## DIRECTIVE
Output every entry exactly as written, but omit the pictures.

┌──

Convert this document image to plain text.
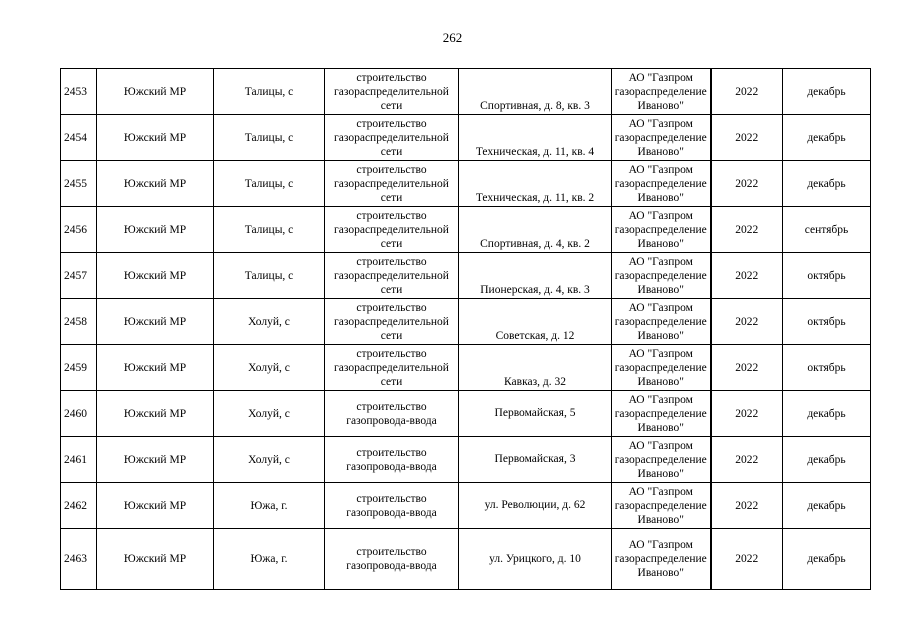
262
2453	Южский МР	Талицы, с	строительство газораспределительной сети	Спортивная, д. 8, кв. 3	АО "Газпром газораспределение Иваново"	2022	декабрь
2454	Южский МР	Талицы, с	строительство газораспределительной сети	Техническая, д. 11, кв. 4	АО "Газпром газораспределение Иваново"	2022	декабрь
2455	Южский МР	Талицы, с	строительство газораспределительной сети	Техническая, д. 11, кв. 2	АО "Газпром газораспределение Иваново"	2022	декабрь
2456	Южский МР	Талицы, с	строительство газораспределительной сети	Спортивная, д. 4, кв. 2	АО "Газпром газораспределение Иваново"	2022	сентябрь
2457	Южский МР	Талицы, с	строительство газораспределительной сети	Пионерская, д. 4, кв. 3	АО "Газпром газораспределение Иваново"	2022	октябрь
2458	Южский МР	Холуй, с	строительство газораспределительной сети	Советская, д. 12	АО "Газпром газораспределение Иваново"	2022	октябрь
2459	Южский МР	Холуй, с	строительство газораспределительной сети	Кавказ, д. 32	АО "Газпром газораспределение Иваново"	2022	октябрь
2460	Южский МР	Холуй, с	строительство газопровода-ввода	Первомайская, 5	АО "Газпром газораспределение Иваново"	2022	декабрь
2461	Южский МР	Холуй, с	строительство газопровода-ввода	Первомайская, 3	АО "Газпром газораспределение Иваново"	2022	декабрь
2462	Южский МР	Южа, г.	строительство газопровода-ввода	ул. Революции, д. 62	АО "Газпром газораспределение Иваново"	2022	декабрь
2463	Южский МР	Южа, г.	строительство газопровода-ввода	ул. Урицкого, д. 10	АО "Газпром газораспределение Иваново"	2022	декабрь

└──

## FINISHED TASK
Convert this document image to plain text.
262
2453	Южский МР	Талицы, с	строительство газораспределительной сети	Спортивная, д. 8, кв. 3	АО "Газпром газораспределение Иваново"	2022	декабрь
2454	Южский МР	Талицы, с	строительство газораспределительной сети	Техническая, д. 11, кв. 4	АО "Газпром газораспределение Иваново"	2022	декабрь
2455	Южский МР	Талицы, с	строительство газораспределительной сети	Техническая, д. 11, кв. 2	АО "Газпром газораспределение Иваново"	2022	декабрь
2456	Южский МР	Талицы, с	строительство газораспределительной сети	Спортивная, д. 4, кв. 2	АО "Газпром газораспределение Иваново"	2022	сентябрь
2457	Южский МР	Талицы, с	строительство газораспределительной сети	Пионерская, д. 4, кв. 3	АО "Газпром газораспределение Иваново"	2022	октябрь
2458	Южский МР	Холуй, с	строительство газораспределительной сети	Советская, д. 12	АО "Газпром газораспределение Иваново"	2022	октябрь
2459	Южский МР	Холуй, с	строительство газораспределительной сети	Кавказ, д. 32	АО "Газпром газораспределение Иваново"	2022	октябрь
2460	Южский МР	Холуй, с	строительство газопровода-ввода	Первомайская, 5	АО "Газпром газораспределение Иваново"	2022	декабрь
2461	Южский МР	Холуй, с	строительство газопровода-ввода	Первомайская, 3	АО "Газпром газораспределение Иваново"	2022	декабрь
2462	Южский МР	Южа, г.	строительство газопровода-ввода	ул. Революции, д. 62	АО "Газпром газораспределение Иваново"	2022	декабрь
2463	Южский МР	Южа, г.	строительство газопровода-ввода	ул. Урицкого, д. 10	АО "Газпром газораспределение Иваново"	2022	декабрь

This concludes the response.